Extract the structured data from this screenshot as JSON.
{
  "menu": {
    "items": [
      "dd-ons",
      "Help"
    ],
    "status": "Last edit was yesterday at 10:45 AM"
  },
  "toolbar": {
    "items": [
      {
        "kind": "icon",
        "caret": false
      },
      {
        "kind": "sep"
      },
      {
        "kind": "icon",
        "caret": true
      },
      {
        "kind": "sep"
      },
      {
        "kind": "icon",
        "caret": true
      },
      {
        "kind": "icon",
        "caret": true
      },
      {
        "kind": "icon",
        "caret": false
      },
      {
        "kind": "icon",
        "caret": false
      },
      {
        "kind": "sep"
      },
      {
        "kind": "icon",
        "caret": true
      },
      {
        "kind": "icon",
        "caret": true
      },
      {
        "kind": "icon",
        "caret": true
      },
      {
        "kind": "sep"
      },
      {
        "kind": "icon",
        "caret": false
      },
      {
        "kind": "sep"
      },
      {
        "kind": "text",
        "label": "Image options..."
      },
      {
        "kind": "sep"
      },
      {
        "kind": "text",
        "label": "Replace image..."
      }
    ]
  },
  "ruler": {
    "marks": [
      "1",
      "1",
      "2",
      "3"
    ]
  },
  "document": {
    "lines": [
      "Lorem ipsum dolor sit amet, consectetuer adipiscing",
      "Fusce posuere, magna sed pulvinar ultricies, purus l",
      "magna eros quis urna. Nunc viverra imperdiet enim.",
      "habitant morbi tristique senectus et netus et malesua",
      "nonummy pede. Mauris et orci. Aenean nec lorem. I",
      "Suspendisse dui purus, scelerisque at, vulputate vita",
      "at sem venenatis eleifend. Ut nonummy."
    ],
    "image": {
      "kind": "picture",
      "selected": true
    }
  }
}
++++++
### GIVEN INSTRUCTION:
Recopy the entries above exactly, with every line included.

### OUTPUT OF THE TASK:
Extract the structured data from this screenshot as JSON.
{
  "menu": {
    "items": [
      "dd-ons",
      "Help"
    ],
    "status": "Last edit was yesterday at 10:45 AM"
  },
  "toolbar": {
    "items": [
      {
        "kind": "icon",
        "caret": false
      },
      {
        "kind": "sep"
      },
      {
        "kind": "icon",
        "caret": true
      },
      {
        "kind": "sep"
      },
      {
        "kind": "icon",
        "caret": true
      },
      {
        "kind": "icon",
        "caret": true
      },
      {
        "kind": "icon",
        "caret": false
      },
      {
        "kind": "icon",
        "caret": false
      },
      {
        "kind": "sep"
      },
      {
        "kind": "icon",
        "caret": true
      },
      {
        "kind": "icon",
        "caret": true
      },
      {
        "kind": "icon",
        "caret": true
      },
      {
        "kind": "sep"
      },
      {
        "kind": "icon",
        "caret": false
      },
      {
        "kind": "sep"
      },
      {
        "kind": "text",
        "label": "Image options..."
      },
      {
        "kind": "sep"
      },
      {
        "kind": "text",
        "label": "Replace image..."
      }
    ]
  },
  "ruler": {
    "marks": [
      "1",
      "1",
      "2",
      "3"
    ]
  },
  "document": {
    "lines": [
      "Lorem ipsum dolor sit amet, consectetuer adipiscing",
      "Fusce posuere, magna sed pulvinar ultricies, purus l",
      "magna eros quis urna. Nunc viverra imperdiet enim.",
      "habitant morbi tristique senectus et netus et malesua",
      "nonummy pede. Mauris et orci. Aenean nec lorem. I",
      "Suspendisse dui purus, scelerisque at, vulputate vita",
      "at sem venenatis eleifend. Ut nonummy."
    ],
    "image": {
      "kind": "picture",
      "selected": true
    }
  }
}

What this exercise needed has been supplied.